Record excerpts =
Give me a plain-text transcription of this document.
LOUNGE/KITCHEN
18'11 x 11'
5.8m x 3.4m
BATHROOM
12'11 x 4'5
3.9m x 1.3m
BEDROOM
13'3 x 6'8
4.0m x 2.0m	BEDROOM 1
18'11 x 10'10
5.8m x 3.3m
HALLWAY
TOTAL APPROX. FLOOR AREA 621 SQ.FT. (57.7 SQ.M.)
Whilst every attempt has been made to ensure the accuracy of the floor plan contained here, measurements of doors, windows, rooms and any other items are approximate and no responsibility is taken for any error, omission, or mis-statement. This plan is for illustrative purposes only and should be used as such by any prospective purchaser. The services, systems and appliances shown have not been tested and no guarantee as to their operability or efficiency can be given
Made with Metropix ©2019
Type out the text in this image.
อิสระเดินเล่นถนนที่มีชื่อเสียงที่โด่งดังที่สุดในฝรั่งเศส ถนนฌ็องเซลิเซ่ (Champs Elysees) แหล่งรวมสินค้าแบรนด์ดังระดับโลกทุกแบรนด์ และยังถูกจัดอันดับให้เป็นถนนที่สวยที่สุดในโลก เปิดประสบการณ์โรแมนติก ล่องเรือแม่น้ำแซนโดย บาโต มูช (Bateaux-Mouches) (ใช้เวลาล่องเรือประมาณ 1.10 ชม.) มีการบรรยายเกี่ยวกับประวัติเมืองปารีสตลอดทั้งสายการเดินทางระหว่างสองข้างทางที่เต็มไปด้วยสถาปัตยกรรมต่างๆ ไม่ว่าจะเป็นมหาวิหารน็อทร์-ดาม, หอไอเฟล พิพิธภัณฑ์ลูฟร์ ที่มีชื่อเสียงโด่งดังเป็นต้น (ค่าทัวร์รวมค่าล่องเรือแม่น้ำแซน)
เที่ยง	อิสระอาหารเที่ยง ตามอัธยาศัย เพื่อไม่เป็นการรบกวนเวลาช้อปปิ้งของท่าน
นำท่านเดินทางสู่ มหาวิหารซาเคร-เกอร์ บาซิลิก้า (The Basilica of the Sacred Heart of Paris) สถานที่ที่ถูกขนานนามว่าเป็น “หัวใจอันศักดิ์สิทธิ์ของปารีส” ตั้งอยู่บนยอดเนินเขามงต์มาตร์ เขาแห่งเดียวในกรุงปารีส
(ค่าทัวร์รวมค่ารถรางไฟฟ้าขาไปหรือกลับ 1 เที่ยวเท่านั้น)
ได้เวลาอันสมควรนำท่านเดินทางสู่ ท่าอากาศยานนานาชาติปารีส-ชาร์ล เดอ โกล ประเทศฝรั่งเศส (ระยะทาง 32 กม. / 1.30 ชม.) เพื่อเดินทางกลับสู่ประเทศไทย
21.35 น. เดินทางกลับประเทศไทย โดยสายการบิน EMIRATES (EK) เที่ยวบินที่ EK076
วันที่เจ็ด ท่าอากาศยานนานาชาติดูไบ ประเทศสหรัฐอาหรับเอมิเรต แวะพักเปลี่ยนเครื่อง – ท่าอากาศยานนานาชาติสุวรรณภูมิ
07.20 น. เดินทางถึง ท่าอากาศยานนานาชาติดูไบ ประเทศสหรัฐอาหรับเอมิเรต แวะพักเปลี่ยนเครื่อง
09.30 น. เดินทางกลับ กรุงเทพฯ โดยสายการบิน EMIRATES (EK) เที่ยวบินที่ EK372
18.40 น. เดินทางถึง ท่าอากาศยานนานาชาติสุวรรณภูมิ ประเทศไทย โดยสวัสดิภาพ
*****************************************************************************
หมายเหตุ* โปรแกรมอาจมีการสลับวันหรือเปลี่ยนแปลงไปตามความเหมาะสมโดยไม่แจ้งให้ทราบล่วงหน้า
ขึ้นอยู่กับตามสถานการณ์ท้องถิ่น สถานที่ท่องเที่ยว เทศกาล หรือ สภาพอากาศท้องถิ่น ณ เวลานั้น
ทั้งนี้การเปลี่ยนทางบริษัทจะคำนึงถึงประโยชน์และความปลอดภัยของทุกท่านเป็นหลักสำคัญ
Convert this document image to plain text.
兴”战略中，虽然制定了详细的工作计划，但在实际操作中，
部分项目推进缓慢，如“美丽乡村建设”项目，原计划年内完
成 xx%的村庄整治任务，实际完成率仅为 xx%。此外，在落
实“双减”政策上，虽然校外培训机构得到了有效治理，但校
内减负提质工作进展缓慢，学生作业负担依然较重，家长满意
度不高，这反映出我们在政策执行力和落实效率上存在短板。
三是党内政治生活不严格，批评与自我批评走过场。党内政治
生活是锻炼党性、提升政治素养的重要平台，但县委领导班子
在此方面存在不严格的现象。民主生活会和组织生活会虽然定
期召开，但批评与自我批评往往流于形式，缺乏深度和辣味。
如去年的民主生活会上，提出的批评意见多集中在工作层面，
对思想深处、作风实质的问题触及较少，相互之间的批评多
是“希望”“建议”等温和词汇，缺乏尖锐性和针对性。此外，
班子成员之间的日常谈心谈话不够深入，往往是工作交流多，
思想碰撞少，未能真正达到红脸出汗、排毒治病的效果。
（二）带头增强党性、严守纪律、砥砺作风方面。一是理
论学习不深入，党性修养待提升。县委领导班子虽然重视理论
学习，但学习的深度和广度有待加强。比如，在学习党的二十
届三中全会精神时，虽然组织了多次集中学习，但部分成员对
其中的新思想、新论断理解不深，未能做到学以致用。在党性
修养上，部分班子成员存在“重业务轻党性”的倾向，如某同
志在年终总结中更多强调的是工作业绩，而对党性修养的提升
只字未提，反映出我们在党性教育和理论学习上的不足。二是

Prompt = Without changing a word, restate the whole listing.

The answer =
Give me a plain-text transcription of this document.
LOUNGE/KITCHEN
18'11 x 11'
5.8m x 3.4m
BATHROOM
12'11 x 4'5
3.9m x 1.3m
BEDROOM
13'3 x 6'8
4.0m x 2.0m	BEDROOM 1
18'11 x 10'10
5.8m x 3.3m
HALLWAY
TOTAL APPROX. FLOOR AREA 621 SQ.FT. (57.7 SQ.M.)
Whilst every attempt has been made to ensure the accuracy of the floor plan contained here, measurements of doors, windows, rooms and any other items are approximate and no responsibility is taken for any error, omission, or mis-statement. This plan is for illustrative purposes only and should be used as such by any prospective purchaser. The services, systems and appliances shown have not been tested and no guarantee as to their operability or efficiency can be given
Made with Metropix ©2019
Type out the text in this image.
อิสระเดินเล่นถนนที่มีชื่อเสียงที่โด่งดังที่สุดในฝรั่งเศส ถนนฌ็องเซลิเซ่ (Champs Elysees) แหล่งรวมสินค้าแบรนด์ดังระดับโลกทุกแบรนด์ และยังถูกจัดอันดับให้เป็นถนนที่สวยที่สุดในโลก เปิดประสบการณ์โรแมนติก ล่องเรือแม่น้ำแซนโดย บาโต มูช (Bateaux-Mouches) (ใช้เวลาล่องเรือประมาณ 1.10 ชม.) มีการบรรยายเกี่ยวกับประวัติเมืองปารีสตลอดทั้งสายการเดินทางระหว่างสองข้างทางที่เต็มไปด้วยสถาปัตยกรรมต่างๆ ไม่ว่าจะเป็นมหาวิหารน็อทร์-ดาม, หอไอเฟล พิพิธภัณฑ์ลูฟร์ ที่มีชื่อเสียงโด่งดังเป็นต้น (ค่าทัวร์รวมค่าล่องเรือแม่น้ำแซน)
เที่ยง	อิสระอาหารเที่ยง ตามอัธยาศัย เพื่อไม่เป็นการรบกวนเวลาช้อปปิ้งของท่าน
นำท่านเดินทางสู่ มหาวิหารซาเคร-เกอร์ บาซิลิก้า (The Basilica of the Sacred Heart of Paris) สถานที่ที่ถูกขนานนามว่าเป็น “หัวใจอันศักดิ์สิทธิ์ของปารีส” ตั้งอยู่บนยอดเนินเขามงต์มาตร์ เขาแห่งเดียวในกรุงปารีส
(ค่าทัวร์รวมค่ารถรางไฟฟ้าขาไปหรือกลับ 1 เที่ยวเท่านั้น)
ได้เวลาอันสมควรนำท่านเดินทางสู่ ท่าอากาศยานนานาชาติปารีส-ชาร์ล เดอ โกล ประเทศฝรั่งเศส (ระยะทาง 32 กม. / 1.30 ชม.) เพื่อเดินทางกลับสู่ประเทศไทย
21.35 น. เดินทางกลับประเทศไทย โดยสายการบิน EMIRATES (EK) เที่ยวบินที่ EK076
วันที่เจ็ด ท่าอากาศยานนานาชาติดูไบ ประเทศสหรัฐอาหรับเอมิเรต แวะพักเปลี่ยนเครื่อง – ท่าอากาศยานนานาชาติสุวรรณภูมิ
07.20 น. เดินทางถึง ท่าอากาศยานนานาชาติดูไบ ประเทศสหรัฐอาหรับเอมิเรต แวะพักเปลี่ยนเครื่อง
09.30 น. เดินทางกลับ กรุงเทพฯ โดยสายการบิน EMIRATES (EK) เที่ยวบินที่ EK372
18.40 น. เดินทางถึง ท่าอากาศยานนานาชาติสุวรรณภูมิ ประเทศไทย โดยสวัสดิภาพ
*****************************************************************************
หมายเหตุ* โปรแกรมอาจมีการสลับวันหรือเปลี่ยนแปลงไปตามความเหมาะสมโดยไม่แจ้งให้ทราบล่วงหน้า
ขึ้นอยู่กับตามสถานการณ์ท้องถิ่น สถานที่ท่องเที่ยว เทศกาล หรือ สภาพอากาศท้องถิ่น ณ เวลานั้น
ทั้งนี้การเปลี่ยนทางบริษัทจะคำนึงถึงประโยชน์และความปลอดภัยของทุกท่านเป็นหลักสำคัญ
Convert this document image to plain text.
兴”战略中，虽然制定了详细的工作计划，但在实际操作中，
部分项目推进缓慢，如“美丽乡村建设”项目，原计划年内完
成 xx%的村庄整治任务，实际完成率仅为 xx%。此外，在落
实“双减”政策上，虽然校外培训机构得到了有效治理，但校
内减负提质工作进展缓慢，学生作业负担依然较重，家长满意
度不高，这反映出我们在政策执行力和落实效率上存在短板。
三是党内政治生活不严格，批评与自我批评走过场。党内政治
生活是锻炼党性、提升政治素养的重要平台，但县委领导班子
在此方面存在不严格的现象。民主生活会和组织生活会虽然定
期召开，但批评与自我批评往往流于形式，缺乏深度和辣味。
如去年的民主生活会上，提出的批评意见多集中在工作层面，
对思想深处、作风实质的问题触及较少，相互之间的批评多
是“希望”“建议”等温和词汇，缺乏尖锐性和针对性。此外，
班子成员之间的日常谈心谈话不够深入，往往是工作交流多，
思想碰撞少，未能真正达到红脸出汗、排毒治病的效果。
（二）带头增强党性、严守纪律、砥砺作风方面。一是理
论学习不深入，党性修养待提升。县委领导班子虽然重视理论
学习，但学习的深度和广度有待加强。比如，在学习党的二十
届三中全会精神时，虽然组织了多次集中学习，但部分成员对
其中的新思想、新论断理解不深，未能做到学以致用。在党性
修养上，部分班子成员存在“重业务轻党性”的倾向，如某同
志在年终总结中更多强调的是工作业绩，而对党性修养的提升
只字未提，反映出我们在党性教育和理论学习上的不足。二是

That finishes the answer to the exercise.